Information given
★ ★ ★ ★ ★ ★ ★
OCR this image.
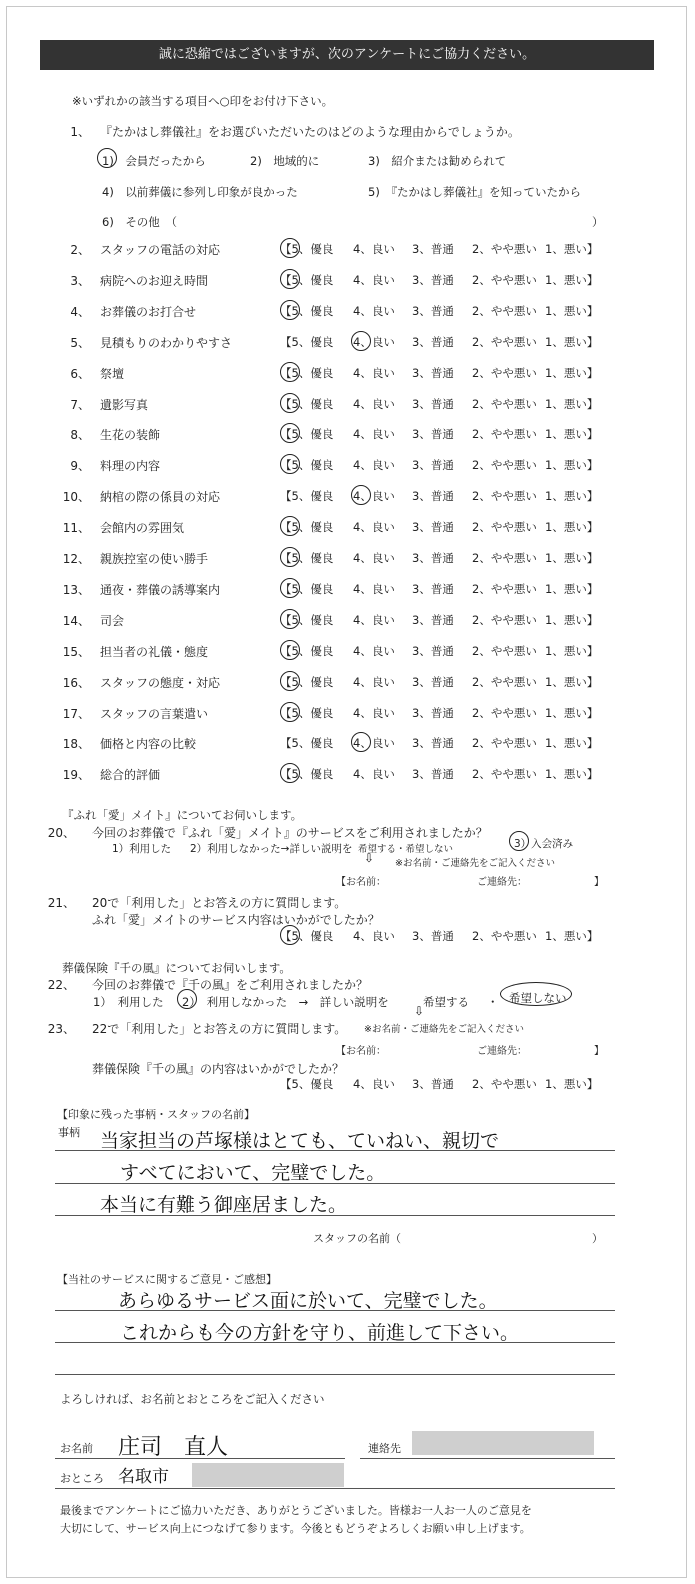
誠に恐縮ではございますが、次のアンケートにご協力ください。
※いずれかの該当する項目へ○印をお付け下さい。
1、 『たかはし葬儀社』をお選びいただいたのはどのような理由からでしょうか。
1)　 会員だったから	2)　 地域的に	3)　 紹介または勧められて
4)　 以前葬儀に参列し印象が良かった	5)　 『たかはし葬儀社』を知っていたから
6)　 その他　（	）
2、 スタッフの電話の対応	【5、優良 4、良い 3、普通 2、やや悪い 1、悪い】
3、 病院へのお迎え時間	【5、優良 4、良い 3、普通 2、やや悪い 1、悪い】
4、 お葬儀のお打合せ	【5、優良 4、良い 3、普通 2、やや悪い 1、悪い】
5、 見積もりのわかりやすさ	【5、優良 4、良い 3、普通 2、やや悪い 1、悪い】
6、 祭壇	【5、優良 4、良い 3、普通 2、やや悪い 1、悪い】
7、 遺影写真	【5、優良 4、良い 3、普通 2、やや悪い 1、悪い】
8、 生花の装飾	【5、優良 4、良い 3、普通 2、やや悪い 1、悪い】
9、 料理の内容	【5、優良 4、良い 3、普通 2、やや悪い 1、悪い】
10、 納棺の際の係員の対応	【5、優良 4、良い 3、普通 2、やや悪い 1、悪い】
11、 会館内の雰囲気	【5、優良 4、良い 3、普通 2、やや悪い 1、悪い】
12、 親族控室の使い勝手	【5、優良 4、良い 3、普通 2、やや悪い 1、悪い】
13、 通夜・葬儀の誘導案内	【5、優良 4、良い 3、普通 2、やや悪い 1、悪い】
14、 司会	【5、優良 4、良い 3、普通 2、やや悪い 1、悪い】
15、 担当者の礼儀・態度	【5、優良 4、良い 3、普通 2、やや悪い 1、悪い】
16、 スタッフの態度・対応	【5、優良 4、良い 3、普通 2、やや悪い 1、悪い】
17、 スタッフの言葉遣い	【5、優良 4、良い 3、普通 2、やや悪い 1、悪い】
18、 価格と内容の比較	【5、優良 4、良い 3、普通 2、やや悪い 1、悪い】
19、 総合的評価	【5、優良 4、良い 3、普通 2、やや悪い 1、悪い】
『ふれ「愛」メイト』についてお伺いします。
20、 今回のお葬儀で『ふれ「愛」メイト』のサービスをご利用されましたか？
1）利用した 2）利用しなかった→詳しい説明を 希望する・希望しない	3）入会済み
⇩ ※お名前・ご連絡先をご記入ください
【お名前：	ご連絡先：	】
21、 20で「利用した」とお答えの方に質問します。
ふれ「愛」メイトのサービス内容はいかがでしたか？
【5、優良 4、良い 3、普通 2、やや悪い 1、悪い】
葬儀保険『千の風』についてお伺いします。
22、 今回のお葬儀で『千の風』をご利用されましたか？
1）　利用した 2）　利用しなかった　→　詳しい説明を	希望する ・ 希望しない
⇩
23、 22で「利用した」とお答えの方に質問します。 ※お名前・ご連絡先をご記入ください
【お名前：	ご連絡先：	】
葬儀保険『千の風』の内容はいかがでしたか？
【5、優良 4、良い 3、普通 2、やや悪い 1、悪い】
【印象に残った事柄・スタッフの名前】
事柄 当家担当の芦塚様はとても、ていねい、親切で
すべてにおいて、完璧でした。
本当に有難う御座居ました。
スタッフの名前（	）
【当社のサービスに関するご意見・ご感想】
あらゆるサービス面に於いて、完璧でした。
これからも今の方針を守り、前進して下さい。
よろしければ、お名前とおところをご記入ください
お名前 庄司　直人	連絡先
おところ 名取市
最後までアンケートにご協力いただき、ありがとうございました。皆様お一人お一人のご意見を
大切にして、サービス向上につなげて参ります。今後ともどうぞよろしくお願い申し上げます。
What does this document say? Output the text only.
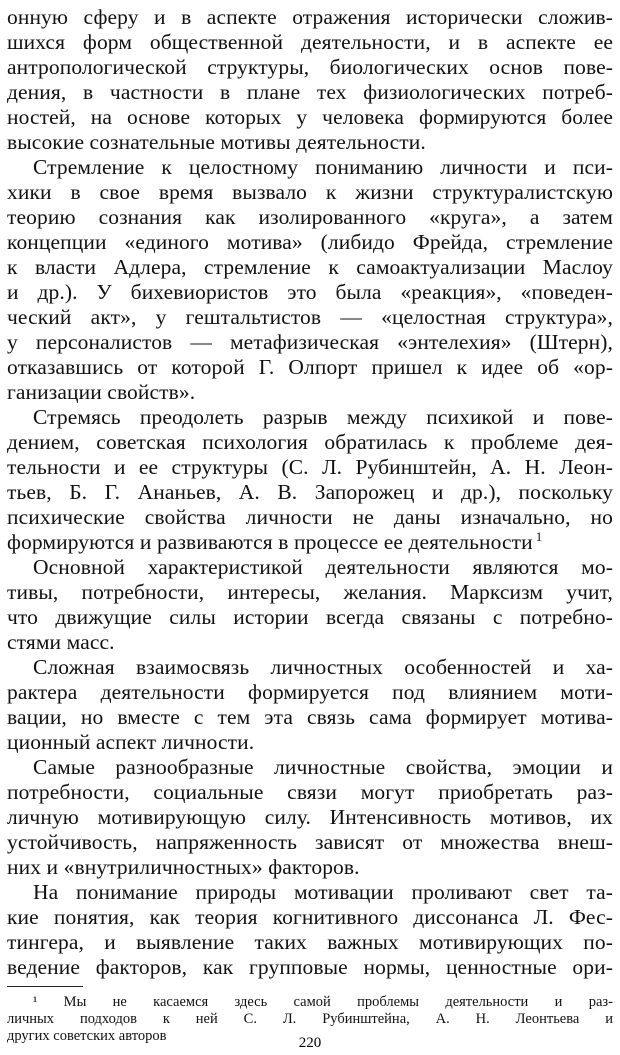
онную сферу и в аспекте отражения исторически сложив-
шихся форм общественной деятельности, и в аспекте ее
антропологической структуры, биологических основ пове-
дения, в частности в плане тех физиологических потреб-
ностей, на основе которых у человека формируются более
высокие сознательные мотивы деятельности.
Стремление к целостному пониманию личности и пси-
хики в свое время вызвало к жизни структуралистскую
теорию сознания как изолированного «круга», а затем
концепции «единого мотива» (либидо Фрейда, стремление
к власти Адлера, стремление к самоактуализации Маслоу
и др.). У бихевиористов это была «реакция», «поведен-
ческий акт», у гештальтистов — «целостная структура»,
у персоналистов — метафизическая «энтелехия» (Штерн),
отказавшись от которой Г. Олпорт пришел к идее об «ор-
ганизации свойств».
Стремясь преодолеть разрыв между психикой и пове-
дением, советская психология обратилась к проблеме дея-
тельности и ее структуры (С. Л. Рубинштейн, А. Н. Леон-
тьев, Б. Г. Ананьев, А. В. Запорожец и др.), поскольку
психические свойства личности не даны изначально, но
формируются и развиваются в процессе ее деятельности $^1$
Основной характеристикой деятельности являются мо-
тивы, потребности, интересы, желания. Марксизм учит,
что движущие силы истории всегда связаны с потребно-
стями масс.
Сложная взаимосвязь личностных особенностей и ха-
рактера деятельности формируется под влиянием моти-
вации, но вместе с тем эта связь сама формирует мотива-
ционный аспект личности.
Самые разнообразные личностные свойства, эмоции и
потребности, социальные связи могут приобретать раз-
личную мотивирующую силу. Интенсивность мотивов, их
устойчивость, напряженность зависят от множества внеш-
них и «внутриличностных» факторов.
На понимание природы мотивации проливают свет та-
кие понятия, как теория когнитивного диссонанса Л. Фес-
тингера, и выявление таких важных мотивирующих по-
ведение факторов, как групповые нормы, ценностные ори-
¹ Мы не касаемся здесь самой проблемы деятельности и раз-
личных подходов к ней С. Л. Рубинштейна, А. Н. Леонтьева и
других советских авторов	220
★ ★ ★ ★ ★ ★ ★
Exercise requirements
Quote every entry exactly, with the pictures omitted.

Complete response
OCR this image.
誠に恐縮ではございますが、次のアンケートにご協力ください。
※いずれかの該当する項目へ○印をお付け下さい。
1、 『たかはし葬儀社』をお選びいただいたのはどのような理由からでしょうか。
1)　 会員だったから	2)　 地域的に	3)　 紹介または勧められて
4)　 以前葬儀に参列し印象が良かった	5)　 『たかはし葬儀社』を知っていたから
6)　 その他　（	）
2、 スタッフの電話の対応	【5、優良 4、良い 3、普通 2、やや悪い 1、悪い】
3、 病院へのお迎え時間	【5、優良 4、良い 3、普通 2、やや悪い 1、悪い】
4、 お葬儀のお打合せ	【5、優良 4、良い 3、普通 2、やや悪い 1、悪い】
5、 見積もりのわかりやすさ	【5、優良 4、良い 3、普通 2、やや悪い 1、悪い】
6、 祭壇	【5、優良 4、良い 3、普通 2、やや悪い 1、悪い】
7、 遺影写真	【5、優良 4、良い 3、普通 2、やや悪い 1、悪い】
8、 生花の装飾	【5、優良 4、良い 3、普通 2、やや悪い 1、悪い】
9、 料理の内容	【5、優良 4、良い 3、普通 2、やや悪い 1、悪い】
10、 納棺の際の係員の対応	【5、優良 4、良い 3、普通 2、やや悪い 1、悪い】
11、 会館内の雰囲気	【5、優良 4、良い 3、普通 2、やや悪い 1、悪い】
12、 親族控室の使い勝手	【5、優良 4、良い 3、普通 2、やや悪い 1、悪い】
13、 通夜・葬儀の誘導案内	【5、優良 4、良い 3、普通 2、やや悪い 1、悪い】
14、 司会	【5、優良 4、良い 3、普通 2、やや悪い 1、悪い】
15、 担当者の礼儀・態度	【5、優良 4、良い 3、普通 2、やや悪い 1、悪い】
16、 スタッフの態度・対応	【5、優良 4、良い 3、普通 2、やや悪い 1、悪い】
17、 スタッフの言葉遣い	【5、優良 4、良い 3、普通 2、やや悪い 1、悪い】
18、 価格と内容の比較	【5、優良 4、良い 3、普通 2、やや悪い 1、悪い】
19、 総合的評価	【5、優良 4、良い 3、普通 2、やや悪い 1、悪い】
『ふれ「愛」メイト』についてお伺いします。
20、 今回のお葬儀で『ふれ「愛」メイト』のサービスをご利用されましたか？
1）利用した 2）利用しなかった→詳しい説明を 希望する・希望しない	3）入会済み
⇩ ※お名前・ご連絡先をご記入ください
【お名前：	ご連絡先：	】
21、 20で「利用した」とお答えの方に質問します。
ふれ「愛」メイトのサービス内容はいかがでしたか？
【5、優良 4、良い 3、普通 2、やや悪い 1、悪い】
葬儀保険『千の風』についてお伺いします。
22、 今回のお葬儀で『千の風』をご利用されましたか？
1）　利用した 2）　利用しなかった　→　詳しい説明を	希望する ・ 希望しない
⇩
23、 22で「利用した」とお答えの方に質問します。 ※お名前・ご連絡先をご記入ください
【お名前：	ご連絡先：	】
葬儀保険『千の風』の内容はいかがでしたか？
【5、優良 4、良い 3、普通 2、やや悪い 1、悪い】
【印象に残った事柄・スタッフの名前】
事柄 当家担当の芦塚様はとても、ていねい、親切で
すべてにおいて、完璧でした。
本当に有難う御座居ました。
スタッフの名前（	）
【当社のサービスに関するご意見・ご感想】
あらゆるサービス面に於いて、完璧でした。
これからも今の方針を守り、前進して下さい。
よろしければ、お名前とおところをご記入ください
お名前 庄司　直人	連絡先
おところ 名取市
最後までアンケートにご協力いただき、ありがとうございました。皆様お一人お一人のご意見を
大切にして、サービス向上につなげて参ります。今後ともどうぞよろしくお願い申し上げます。
What does this document say? Output the text only.
онную сферу и в аспекте отражения исторически сложив-
шихся форм общественной деятельности, и в аспекте ее
антропологической структуры, биологических основ пове-
дения, в частности в плане тех физиологических потреб-
ностей, на основе которых у человека формируются более
высокие сознательные мотивы деятельности.
Стремление к целостному пониманию личности и пси-
хики в свое время вызвало к жизни структуралистскую
теорию сознания как изолированного «круга», а затем
концепции «единого мотива» (либидо Фрейда, стремление
к власти Адлера, стремление к самоактуализации Маслоу
и др.). У бихевиористов это была «реакция», «поведен-
ческий акт», у гештальтистов — «целостная структура»,
у персоналистов — метафизическая «энтелехия» (Штерн),
отказавшись от которой Г. Олпорт пришел к идее об «ор-
ганизации свойств».
Стремясь преодолеть разрыв между психикой и пове-
дением, советская психология обратилась к проблеме дея-
тельности и ее структуры (С. Л. Рубинштейн, А. Н. Леон-
тьев, Б. Г. Ананьев, А. В. Запорожец и др.), поскольку
психические свойства личности не даны изначально, но
формируются и развиваются в процессе ее деятельности $^1$
Основной характеристикой деятельности являются мо-
тивы, потребности, интересы, желания. Марксизм учит,
что движущие силы истории всегда связаны с потребно-
стями масс.
Сложная взаимосвязь личностных особенностей и ха-
рактера деятельности формируется под влиянием моти-
вации, но вместе с тем эта связь сама формирует мотива-
ционный аспект личности.
Самые разнообразные личностные свойства, эмоции и
потребности, социальные связи могут приобретать раз-
личную мотивирующую силу. Интенсивность мотивов, их
устойчивость, напряженность зависят от множества внеш-
них и «внутриличностных» факторов.
На понимание природы мотивации проливают свет та-
кие понятия, как теория когнитивного диссонанса Л. Фес-
тингера, и выявление таких важных мотивирующих по-
ведение факторов, как групповые нормы, ценностные ори-
¹ Мы не касаемся здесь самой проблемы деятельности и раз-
личных подходов к ней С. Л. Рубинштейна, А. Н. Леонтьева и
других советских авторов	220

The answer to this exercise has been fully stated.